**GIVEN TASK:**
Copy out all the data, word for word.

**ENTRIES:**
◇ ◇ ◇ ◇ ◇ ◇ ◇
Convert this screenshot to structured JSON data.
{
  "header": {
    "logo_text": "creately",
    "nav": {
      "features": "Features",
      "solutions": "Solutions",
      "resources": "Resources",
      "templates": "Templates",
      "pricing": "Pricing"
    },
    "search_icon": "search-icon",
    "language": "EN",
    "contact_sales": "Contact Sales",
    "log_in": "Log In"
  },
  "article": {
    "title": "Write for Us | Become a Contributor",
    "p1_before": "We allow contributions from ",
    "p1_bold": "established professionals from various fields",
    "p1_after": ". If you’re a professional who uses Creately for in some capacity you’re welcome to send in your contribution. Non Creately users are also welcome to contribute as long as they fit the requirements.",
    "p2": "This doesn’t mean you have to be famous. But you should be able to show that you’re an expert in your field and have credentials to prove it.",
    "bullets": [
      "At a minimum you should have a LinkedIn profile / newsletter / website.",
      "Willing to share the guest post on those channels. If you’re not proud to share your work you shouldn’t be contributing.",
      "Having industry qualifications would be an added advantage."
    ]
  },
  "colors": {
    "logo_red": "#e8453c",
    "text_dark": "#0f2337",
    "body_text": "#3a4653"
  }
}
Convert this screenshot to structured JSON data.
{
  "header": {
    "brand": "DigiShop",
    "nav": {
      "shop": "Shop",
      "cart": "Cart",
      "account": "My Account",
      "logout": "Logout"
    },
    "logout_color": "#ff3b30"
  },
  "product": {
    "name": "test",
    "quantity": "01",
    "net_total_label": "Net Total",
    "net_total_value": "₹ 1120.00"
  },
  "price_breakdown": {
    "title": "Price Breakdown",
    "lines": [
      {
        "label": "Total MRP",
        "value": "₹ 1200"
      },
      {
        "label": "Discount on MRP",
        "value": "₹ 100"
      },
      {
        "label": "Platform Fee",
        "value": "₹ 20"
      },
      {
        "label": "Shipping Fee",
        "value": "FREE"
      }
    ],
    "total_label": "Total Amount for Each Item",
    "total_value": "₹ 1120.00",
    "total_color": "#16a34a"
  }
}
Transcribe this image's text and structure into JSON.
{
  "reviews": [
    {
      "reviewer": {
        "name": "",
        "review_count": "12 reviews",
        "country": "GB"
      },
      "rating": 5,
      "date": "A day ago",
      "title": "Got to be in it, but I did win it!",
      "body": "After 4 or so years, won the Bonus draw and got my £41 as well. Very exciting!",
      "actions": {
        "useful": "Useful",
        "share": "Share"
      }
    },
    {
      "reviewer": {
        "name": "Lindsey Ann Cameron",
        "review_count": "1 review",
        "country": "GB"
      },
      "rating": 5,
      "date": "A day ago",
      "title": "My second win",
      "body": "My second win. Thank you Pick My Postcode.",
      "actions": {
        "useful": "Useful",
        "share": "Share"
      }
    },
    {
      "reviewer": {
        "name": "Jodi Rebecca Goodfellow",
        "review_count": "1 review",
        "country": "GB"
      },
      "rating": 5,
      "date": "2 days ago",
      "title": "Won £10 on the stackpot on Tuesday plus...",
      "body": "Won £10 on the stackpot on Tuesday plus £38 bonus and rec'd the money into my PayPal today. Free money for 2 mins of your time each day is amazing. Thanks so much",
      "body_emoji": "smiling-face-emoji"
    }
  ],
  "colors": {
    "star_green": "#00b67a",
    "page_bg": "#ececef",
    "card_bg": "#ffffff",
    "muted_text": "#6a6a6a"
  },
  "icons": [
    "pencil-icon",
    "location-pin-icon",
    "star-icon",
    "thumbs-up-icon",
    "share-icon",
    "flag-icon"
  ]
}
◇ ◇ ◇ ◇ ◇ ◇ ◇
**TASK RESULT:**
Convert this screenshot to structured JSON data.
{
  "header": {
    "logo_text": "creately",
    "nav": {
      "features": "Features",
      "solutions": "Solutions",
      "resources": "Resources",
      "templates": "Templates",
      "pricing": "Pricing"
    },
    "search_icon": "search-icon",
    "language": "EN",
    "contact_sales": "Contact Sales",
    "log_in": "Log In"
  },
  "article": {
    "title": "Write for Us | Become a Contributor",
    "p1_before": "We allow contributions from ",
    "p1_bold": "established professionals from various fields",
    "p1_after": ". If you’re a professional who uses Creately for in some capacity you’re welcome to send in your contribution. Non Creately users are also welcome to contribute as long as they fit the requirements.",
    "p2": "This doesn’t mean you have to be famous. But you should be able to show that you’re an expert in your field and have credentials to prove it.",
    "bullets": [
      "At a minimum you should have a LinkedIn profile / newsletter / website.",
      "Willing to share the guest post on those channels. If you’re not proud to share your work you shouldn’t be contributing.",
      "Having industry qualifications would be an added advantage."
    ]
  },
  "colors": {
    "logo_red": "#e8453c",
    "text_dark": "#0f2337",
    "body_text": "#3a4653"
  }
}
Convert this screenshot to structured JSON data.
{
  "header": {
    "brand": "DigiShop",
    "nav": {
      "shop": "Shop",
      "cart": "Cart",
      "account": "My Account",
      "logout": "Logout"
    },
    "logout_color": "#ff3b30"
  },
  "product": {
    "name": "test",
    "quantity": "01",
    "net_total_label": "Net Total",
    "net_total_value": "₹ 1120.00"
  },
  "price_breakdown": {
    "title": "Price Breakdown",
    "lines": [
      {
        "label": "Total MRP",
        "value": "₹ 1200"
      },
      {
        "label": "Discount on MRP",
        "value": "₹ 100"
      },
      {
        "label": "Platform Fee",
        "value": "₹ 20"
      },
      {
        "label": "Shipping Fee",
        "value": "FREE"
      }
    ],
    "total_label": "Total Amount for Each Item",
    "total_value": "₹ 1120.00",
    "total_color": "#16a34a"
  }
}
Transcribe this image's text and structure into JSON.
{
  "reviews": [
    {
      "reviewer": {
        "name": "",
        "review_count": "12 reviews",
        "country": "GB"
      },
      "rating": 5,
      "date": "A day ago",
      "title": "Got to be in it, but I did win it!",
      "body": "After 4 or so years, won the Bonus draw and got my £41 as well. Very exciting!",
      "actions": {
        "useful": "Useful",
        "share": "Share"
      }
    },
    {
      "reviewer": {
        "name": "Lindsey Ann Cameron",
        "review_count": "1 review",
        "country": "GB"
      },
      "rating": 5,
      "date": "A day ago",
      "title": "My second win",
      "body": "My second win. Thank you Pick My Postcode.",
      "actions": {
        "useful": "Useful",
        "share": "Share"
      }
    },
    {
      "reviewer": {
        "name": "Jodi Rebecca Goodfellow",
        "review_count": "1 review",
        "country": "GB"
      },
      "rating": 5,
      "date": "2 days ago",
      "title": "Won £10 on the stackpot on Tuesday plus...",
      "body": "Won £10 on the stackpot on Tuesday plus £38 bonus and rec'd the money into my PayPal today. Free money for 2 mins of your time each day is amazing. Thanks so much",
      "body_emoji": "smiling-face-emoji"
    }
  ],
  "colors": {
    "star_green": "#00b67a",
    "page_bg": "#ececef",
    "card_bg": "#ffffff",
    "muted_text": "#6a6a6a"
  },
  "icons": [
    "pencil-icon",
    "location-pin-icon",
    "star-icon",
    "thumbs-up-icon",
    "share-icon",
    "flag-icon"
  ]
}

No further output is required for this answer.